** begin Records for the exercise **
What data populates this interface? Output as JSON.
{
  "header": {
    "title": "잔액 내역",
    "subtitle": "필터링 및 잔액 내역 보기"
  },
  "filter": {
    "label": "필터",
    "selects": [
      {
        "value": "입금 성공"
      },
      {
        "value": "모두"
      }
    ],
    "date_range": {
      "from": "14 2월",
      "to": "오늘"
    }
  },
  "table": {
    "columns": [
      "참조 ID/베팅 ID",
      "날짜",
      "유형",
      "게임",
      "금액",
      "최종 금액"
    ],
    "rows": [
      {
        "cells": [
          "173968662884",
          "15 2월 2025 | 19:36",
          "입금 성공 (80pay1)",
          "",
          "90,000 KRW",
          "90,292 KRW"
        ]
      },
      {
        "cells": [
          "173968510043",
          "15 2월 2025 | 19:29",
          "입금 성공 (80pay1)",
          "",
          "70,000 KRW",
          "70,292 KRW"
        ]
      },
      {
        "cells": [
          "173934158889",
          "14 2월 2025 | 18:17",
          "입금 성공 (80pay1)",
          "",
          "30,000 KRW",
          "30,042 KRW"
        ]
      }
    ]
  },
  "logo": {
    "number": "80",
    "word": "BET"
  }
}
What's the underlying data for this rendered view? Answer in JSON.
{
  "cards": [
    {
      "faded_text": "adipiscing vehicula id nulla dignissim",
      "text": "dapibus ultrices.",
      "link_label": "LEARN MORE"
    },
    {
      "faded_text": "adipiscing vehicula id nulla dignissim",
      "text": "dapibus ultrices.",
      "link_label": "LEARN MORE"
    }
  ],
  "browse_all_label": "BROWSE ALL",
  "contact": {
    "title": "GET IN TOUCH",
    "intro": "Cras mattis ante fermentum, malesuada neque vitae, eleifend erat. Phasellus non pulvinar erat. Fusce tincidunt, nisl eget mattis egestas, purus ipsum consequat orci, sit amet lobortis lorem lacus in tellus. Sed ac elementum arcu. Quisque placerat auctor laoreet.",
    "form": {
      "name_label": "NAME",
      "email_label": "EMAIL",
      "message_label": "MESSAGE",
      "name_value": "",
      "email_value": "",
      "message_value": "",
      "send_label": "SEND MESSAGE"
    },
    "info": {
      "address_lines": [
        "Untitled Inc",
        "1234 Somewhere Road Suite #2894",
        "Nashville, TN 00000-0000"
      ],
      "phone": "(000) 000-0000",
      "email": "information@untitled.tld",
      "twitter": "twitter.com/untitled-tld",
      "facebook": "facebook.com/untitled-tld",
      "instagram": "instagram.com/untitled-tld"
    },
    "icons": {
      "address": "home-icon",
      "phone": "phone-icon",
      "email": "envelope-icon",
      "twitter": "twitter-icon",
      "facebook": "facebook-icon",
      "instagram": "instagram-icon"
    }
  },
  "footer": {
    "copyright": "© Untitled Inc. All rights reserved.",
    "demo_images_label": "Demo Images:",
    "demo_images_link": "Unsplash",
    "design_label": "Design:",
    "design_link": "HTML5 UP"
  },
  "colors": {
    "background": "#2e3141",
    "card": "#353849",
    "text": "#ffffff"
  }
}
** end Records for the exercise **
Select and copy every line from the records that includes the word "instagram".

Solution for this problem>
      "instagram": "instagram.com/untitled-tld"
      "instagram": "instagram-icon"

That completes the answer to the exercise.